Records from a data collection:
· · ·
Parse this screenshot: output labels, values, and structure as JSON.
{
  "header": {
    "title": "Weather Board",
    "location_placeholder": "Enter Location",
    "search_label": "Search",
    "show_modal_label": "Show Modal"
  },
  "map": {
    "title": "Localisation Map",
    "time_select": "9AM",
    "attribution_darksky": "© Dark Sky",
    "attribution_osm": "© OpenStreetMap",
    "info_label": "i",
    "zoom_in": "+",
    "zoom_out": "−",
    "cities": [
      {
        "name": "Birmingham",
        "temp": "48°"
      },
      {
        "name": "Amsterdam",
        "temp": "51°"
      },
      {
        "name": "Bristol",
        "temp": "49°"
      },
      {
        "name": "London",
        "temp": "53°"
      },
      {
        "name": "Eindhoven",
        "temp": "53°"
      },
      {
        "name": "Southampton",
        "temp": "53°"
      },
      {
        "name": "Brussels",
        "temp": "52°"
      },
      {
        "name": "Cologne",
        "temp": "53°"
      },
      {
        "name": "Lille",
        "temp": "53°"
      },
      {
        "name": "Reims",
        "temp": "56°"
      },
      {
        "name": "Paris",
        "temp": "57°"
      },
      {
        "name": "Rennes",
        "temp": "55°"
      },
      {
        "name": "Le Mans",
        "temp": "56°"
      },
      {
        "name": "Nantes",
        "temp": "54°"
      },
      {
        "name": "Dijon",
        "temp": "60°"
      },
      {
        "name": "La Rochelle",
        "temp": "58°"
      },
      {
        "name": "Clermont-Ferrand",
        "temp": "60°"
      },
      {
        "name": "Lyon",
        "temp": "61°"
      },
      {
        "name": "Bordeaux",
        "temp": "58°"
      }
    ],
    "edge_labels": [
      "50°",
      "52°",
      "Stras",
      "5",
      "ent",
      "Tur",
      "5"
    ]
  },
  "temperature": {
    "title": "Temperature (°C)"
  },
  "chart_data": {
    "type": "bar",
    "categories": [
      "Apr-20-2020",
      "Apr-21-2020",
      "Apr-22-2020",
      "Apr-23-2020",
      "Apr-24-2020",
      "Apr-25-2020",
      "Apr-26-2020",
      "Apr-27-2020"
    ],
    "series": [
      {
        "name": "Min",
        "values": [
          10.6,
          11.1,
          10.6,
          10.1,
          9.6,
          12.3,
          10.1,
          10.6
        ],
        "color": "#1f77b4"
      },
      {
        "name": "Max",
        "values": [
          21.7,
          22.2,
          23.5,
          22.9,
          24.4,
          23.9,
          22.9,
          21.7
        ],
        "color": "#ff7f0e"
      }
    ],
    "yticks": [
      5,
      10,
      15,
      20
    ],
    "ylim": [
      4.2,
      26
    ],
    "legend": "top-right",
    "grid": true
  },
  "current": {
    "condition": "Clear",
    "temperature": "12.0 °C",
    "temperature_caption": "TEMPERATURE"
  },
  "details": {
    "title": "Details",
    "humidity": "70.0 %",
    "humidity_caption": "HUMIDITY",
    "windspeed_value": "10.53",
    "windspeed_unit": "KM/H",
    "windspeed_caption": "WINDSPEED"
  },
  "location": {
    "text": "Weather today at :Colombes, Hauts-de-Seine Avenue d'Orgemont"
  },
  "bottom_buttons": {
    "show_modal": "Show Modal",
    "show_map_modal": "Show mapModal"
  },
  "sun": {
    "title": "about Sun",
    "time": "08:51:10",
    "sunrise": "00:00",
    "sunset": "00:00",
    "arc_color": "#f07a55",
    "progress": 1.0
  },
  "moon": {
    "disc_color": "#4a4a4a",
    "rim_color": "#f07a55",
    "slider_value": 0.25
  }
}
· · ·
Given task:
The required answer is a single number: the count of lines in the entries that hold the string "Show".

Result:
3